▶ **PROBLEM DETAILS**
Go through the listing and pick out each line with the word "name" in it.

Dataset excerpt
▬▬▬▬▬▬

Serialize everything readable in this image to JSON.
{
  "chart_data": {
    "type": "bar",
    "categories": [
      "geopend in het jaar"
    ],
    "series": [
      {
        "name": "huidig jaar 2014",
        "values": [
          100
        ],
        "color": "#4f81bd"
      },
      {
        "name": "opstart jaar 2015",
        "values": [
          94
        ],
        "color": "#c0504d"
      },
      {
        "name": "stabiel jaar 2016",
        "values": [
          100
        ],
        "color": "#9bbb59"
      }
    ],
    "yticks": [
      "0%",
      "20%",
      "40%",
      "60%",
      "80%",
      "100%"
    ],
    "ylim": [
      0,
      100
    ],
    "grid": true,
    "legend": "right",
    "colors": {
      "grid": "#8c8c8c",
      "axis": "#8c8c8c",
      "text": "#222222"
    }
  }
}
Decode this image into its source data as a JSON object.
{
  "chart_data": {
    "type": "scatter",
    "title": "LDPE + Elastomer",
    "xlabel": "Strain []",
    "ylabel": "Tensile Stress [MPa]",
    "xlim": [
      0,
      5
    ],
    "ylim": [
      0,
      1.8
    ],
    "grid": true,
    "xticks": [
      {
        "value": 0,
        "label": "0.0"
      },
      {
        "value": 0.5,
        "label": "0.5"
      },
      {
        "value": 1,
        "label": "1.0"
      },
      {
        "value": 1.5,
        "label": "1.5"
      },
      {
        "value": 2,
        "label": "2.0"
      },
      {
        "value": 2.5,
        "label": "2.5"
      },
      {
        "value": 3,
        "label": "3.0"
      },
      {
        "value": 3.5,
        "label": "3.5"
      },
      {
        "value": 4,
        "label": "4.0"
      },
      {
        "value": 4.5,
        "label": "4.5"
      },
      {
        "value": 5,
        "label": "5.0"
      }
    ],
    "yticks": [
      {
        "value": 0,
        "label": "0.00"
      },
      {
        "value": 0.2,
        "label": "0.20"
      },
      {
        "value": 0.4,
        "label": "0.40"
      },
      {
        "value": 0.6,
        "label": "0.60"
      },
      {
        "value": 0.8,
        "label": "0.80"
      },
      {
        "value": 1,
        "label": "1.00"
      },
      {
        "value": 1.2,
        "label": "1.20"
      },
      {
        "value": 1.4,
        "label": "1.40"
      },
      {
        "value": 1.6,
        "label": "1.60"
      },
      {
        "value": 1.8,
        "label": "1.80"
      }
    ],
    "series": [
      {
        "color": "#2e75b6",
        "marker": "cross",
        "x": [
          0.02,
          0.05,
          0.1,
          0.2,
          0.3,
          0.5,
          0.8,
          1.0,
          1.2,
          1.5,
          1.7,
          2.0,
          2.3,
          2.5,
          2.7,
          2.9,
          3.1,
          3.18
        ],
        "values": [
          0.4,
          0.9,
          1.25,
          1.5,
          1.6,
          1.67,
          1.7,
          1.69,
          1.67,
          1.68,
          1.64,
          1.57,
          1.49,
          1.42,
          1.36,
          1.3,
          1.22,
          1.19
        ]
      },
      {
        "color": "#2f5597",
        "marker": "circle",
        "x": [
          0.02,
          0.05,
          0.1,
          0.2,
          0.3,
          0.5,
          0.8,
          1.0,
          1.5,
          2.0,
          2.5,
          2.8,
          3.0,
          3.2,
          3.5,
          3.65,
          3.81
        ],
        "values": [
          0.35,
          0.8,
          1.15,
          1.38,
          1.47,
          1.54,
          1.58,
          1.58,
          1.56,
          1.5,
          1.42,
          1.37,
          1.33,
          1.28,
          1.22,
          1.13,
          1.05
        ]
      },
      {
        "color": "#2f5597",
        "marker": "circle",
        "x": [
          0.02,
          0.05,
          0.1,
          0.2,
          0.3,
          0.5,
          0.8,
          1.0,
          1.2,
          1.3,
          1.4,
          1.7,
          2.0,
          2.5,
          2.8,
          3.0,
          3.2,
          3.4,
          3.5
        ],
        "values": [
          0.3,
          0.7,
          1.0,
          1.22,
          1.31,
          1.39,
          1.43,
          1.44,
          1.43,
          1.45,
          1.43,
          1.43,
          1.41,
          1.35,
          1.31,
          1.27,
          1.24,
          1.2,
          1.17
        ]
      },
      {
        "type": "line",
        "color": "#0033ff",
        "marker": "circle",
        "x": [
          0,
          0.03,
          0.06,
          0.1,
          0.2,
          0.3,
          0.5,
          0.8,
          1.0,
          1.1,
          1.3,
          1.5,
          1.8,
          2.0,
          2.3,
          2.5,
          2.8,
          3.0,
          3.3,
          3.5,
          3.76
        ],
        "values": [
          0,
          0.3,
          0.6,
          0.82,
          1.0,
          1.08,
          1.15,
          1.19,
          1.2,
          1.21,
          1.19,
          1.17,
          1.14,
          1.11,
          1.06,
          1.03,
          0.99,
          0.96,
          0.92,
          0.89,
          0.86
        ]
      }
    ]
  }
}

▬▬▬▬▬▬

▶ **TASK SOLUTION**
        "name": "huidig jaar 2014",
        "name": "opstart jaar 2015",
        "name": "stabiel jaar 2016",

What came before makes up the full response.